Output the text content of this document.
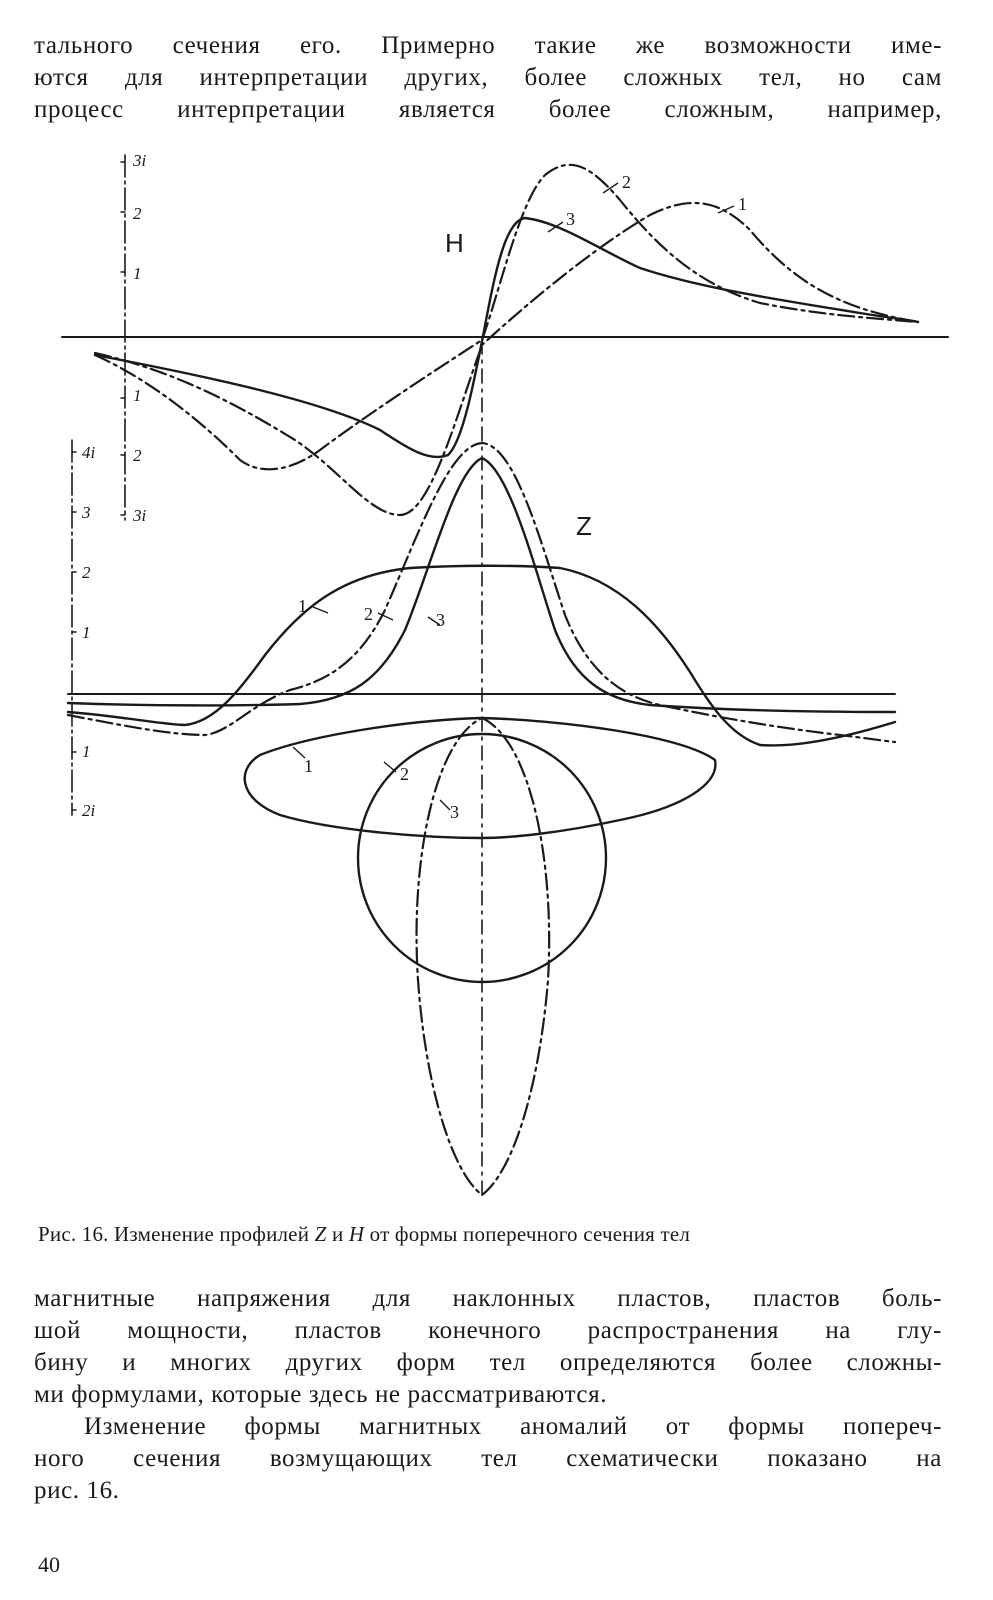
тального сечения его. Примерно такие же возможности име-
ются для интерпретации других, более сложных тел, но сам
процесс интерпретации является более сложным, например,
3i
2
1
1
2
3i
4i
3
2
1
1
2i
H
Z
2
3
1
1	2	3
1	2
3
Рис. 16. Изменение профилей Z и H от формы поперечного сечения тел
магнитные напряжения для наклонных пластов, пластов боль-
шой мощности, пластов конечного распространения на глу-
бину и многих других форм тел определяются более сложны-
ми формулами, которые здесь не рассматриваются.
Изменение формы магнитных аномалий от формы попереч-
ного сечения возмущающих тел схематически показано на
рис. 16.
40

• YOUR GOAL: Repeat the data exactly in full, omitting its pictures.

• ANSWER:
Output the text content of this document.
тального сечения его. Примерно такие же возможности име-
ются для интерпретации других, более сложных тел, но сам
процесс интерпретации является более сложным, например,
3i
2
1
1
2
3i
4i
3
2
1
1
2i
H
Z
2
3
1
1	2	3
1	2
3
Рис. 16. Изменение профилей Z и H от формы поперечного сечения тел
магнитные напряжения для наклонных пластов, пластов боль-
шой мощности, пластов конечного распространения на глу-
бину и многих других форм тел определяются более сложны-
ми формулами, которые здесь не рассматриваются.
Изменение формы магнитных аномалий от формы попереч-
ного сечения возмущающих тел схематически показано на
рис. 16.
40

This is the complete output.